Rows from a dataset
•••••
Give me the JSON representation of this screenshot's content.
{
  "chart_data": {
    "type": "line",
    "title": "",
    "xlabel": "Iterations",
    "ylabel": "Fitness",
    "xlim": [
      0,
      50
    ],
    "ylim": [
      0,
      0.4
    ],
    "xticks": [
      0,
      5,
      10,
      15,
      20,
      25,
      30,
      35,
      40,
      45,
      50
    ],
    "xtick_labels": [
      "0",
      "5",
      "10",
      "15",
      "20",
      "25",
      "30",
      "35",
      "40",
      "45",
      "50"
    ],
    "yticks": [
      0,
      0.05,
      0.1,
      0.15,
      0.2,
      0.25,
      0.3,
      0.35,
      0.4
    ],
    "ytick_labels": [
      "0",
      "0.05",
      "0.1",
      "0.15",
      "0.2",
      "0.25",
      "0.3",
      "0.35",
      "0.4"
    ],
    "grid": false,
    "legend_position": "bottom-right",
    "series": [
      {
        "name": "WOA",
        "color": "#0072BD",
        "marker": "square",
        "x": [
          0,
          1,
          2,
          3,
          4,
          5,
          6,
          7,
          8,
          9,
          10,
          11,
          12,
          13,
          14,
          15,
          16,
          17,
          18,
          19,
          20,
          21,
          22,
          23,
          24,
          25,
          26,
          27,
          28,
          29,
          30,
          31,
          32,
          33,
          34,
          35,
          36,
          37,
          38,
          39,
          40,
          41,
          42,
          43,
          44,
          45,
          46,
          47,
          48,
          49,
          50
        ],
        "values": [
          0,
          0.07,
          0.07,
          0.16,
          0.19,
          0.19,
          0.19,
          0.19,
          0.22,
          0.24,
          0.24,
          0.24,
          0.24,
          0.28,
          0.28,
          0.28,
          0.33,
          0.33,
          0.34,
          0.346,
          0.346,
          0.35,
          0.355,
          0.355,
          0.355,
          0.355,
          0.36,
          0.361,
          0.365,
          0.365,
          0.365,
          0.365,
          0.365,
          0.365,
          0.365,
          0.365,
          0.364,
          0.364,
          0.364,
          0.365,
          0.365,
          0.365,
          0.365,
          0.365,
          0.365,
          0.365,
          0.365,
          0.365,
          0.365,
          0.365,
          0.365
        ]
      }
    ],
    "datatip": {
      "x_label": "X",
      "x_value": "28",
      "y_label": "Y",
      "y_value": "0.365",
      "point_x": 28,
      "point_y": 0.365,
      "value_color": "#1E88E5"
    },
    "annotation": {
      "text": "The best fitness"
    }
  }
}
•••••
Exercise goal
Every record above must be duplicated exactly.

Result
Give me the JSON representation of this screenshot's content.
{
  "chart_data": {
    "type": "line",
    "title": "",
    "xlabel": "Iterations",
    "ylabel": "Fitness",
    "xlim": [
      0,
      50
    ],
    "ylim": [
      0,
      0.4
    ],
    "xticks": [
      0,
      5,
      10,
      15,
      20,
      25,
      30,
      35,
      40,
      45,
      50
    ],
    "xtick_labels": [
      "0",
      "5",
      "10",
      "15",
      "20",
      "25",
      "30",
      "35",
      "40",
      "45",
      "50"
    ],
    "yticks": [
      0,
      0.05,
      0.1,
      0.15,
      0.2,
      0.25,
      0.3,
      0.35,
      0.4
    ],
    "ytick_labels": [
      "0",
      "0.05",
      "0.1",
      "0.15",
      "0.2",
      "0.25",
      "0.3",
      "0.35",
      "0.4"
    ],
    "grid": false,
    "legend_position": "bottom-right",
    "series": [
      {
        "name": "WOA",
        "color": "#0072BD",
        "marker": "square",
        "x": [
          0,
          1,
          2,
          3,
          4,
          5,
          6,
          7,
          8,
          9,
          10,
          11,
          12,
          13,
          14,
          15,
          16,
          17,
          18,
          19,
          20,
          21,
          22,
          23,
          24,
          25,
          26,
          27,
          28,
          29,
          30,
          31,
          32,
          33,
          34,
          35,
          36,
          37,
          38,
          39,
          40,
          41,
          42,
          43,
          44,
          45,
          46,
          47,
          48,
          49,
          50
        ],
        "values": [
          0,
          0.07,
          0.07,
          0.16,
          0.19,
          0.19,
          0.19,
          0.19,
          0.22,
          0.24,
          0.24,
          0.24,
          0.24,
          0.28,
          0.28,
          0.28,
          0.33,
          0.33,
          0.34,
          0.346,
          0.346,
          0.35,
          0.355,
          0.355,
          0.355,
          0.355,
          0.36,
          0.361,
          0.365,
          0.365,
          0.365,
          0.365,
          0.365,
          0.365,
          0.365,
          0.365,
          0.364,
          0.364,
          0.364,
          0.365,
          0.365,
          0.365,
          0.365,
          0.365,
          0.365,
          0.365,
          0.365,
          0.365,
          0.365,
          0.365,
          0.365
        ]
      }
    ],
    "datatip": {
      "x_label": "X",
      "x_value": "28",
      "y_label": "Y",
      "y_value": "0.365",
      "point_x": 28,
      "point_y": 0.365,
      "value_color": "#1E88E5"
    },
    "annotation": {
      "text": "The best fitness"
    }
  }
}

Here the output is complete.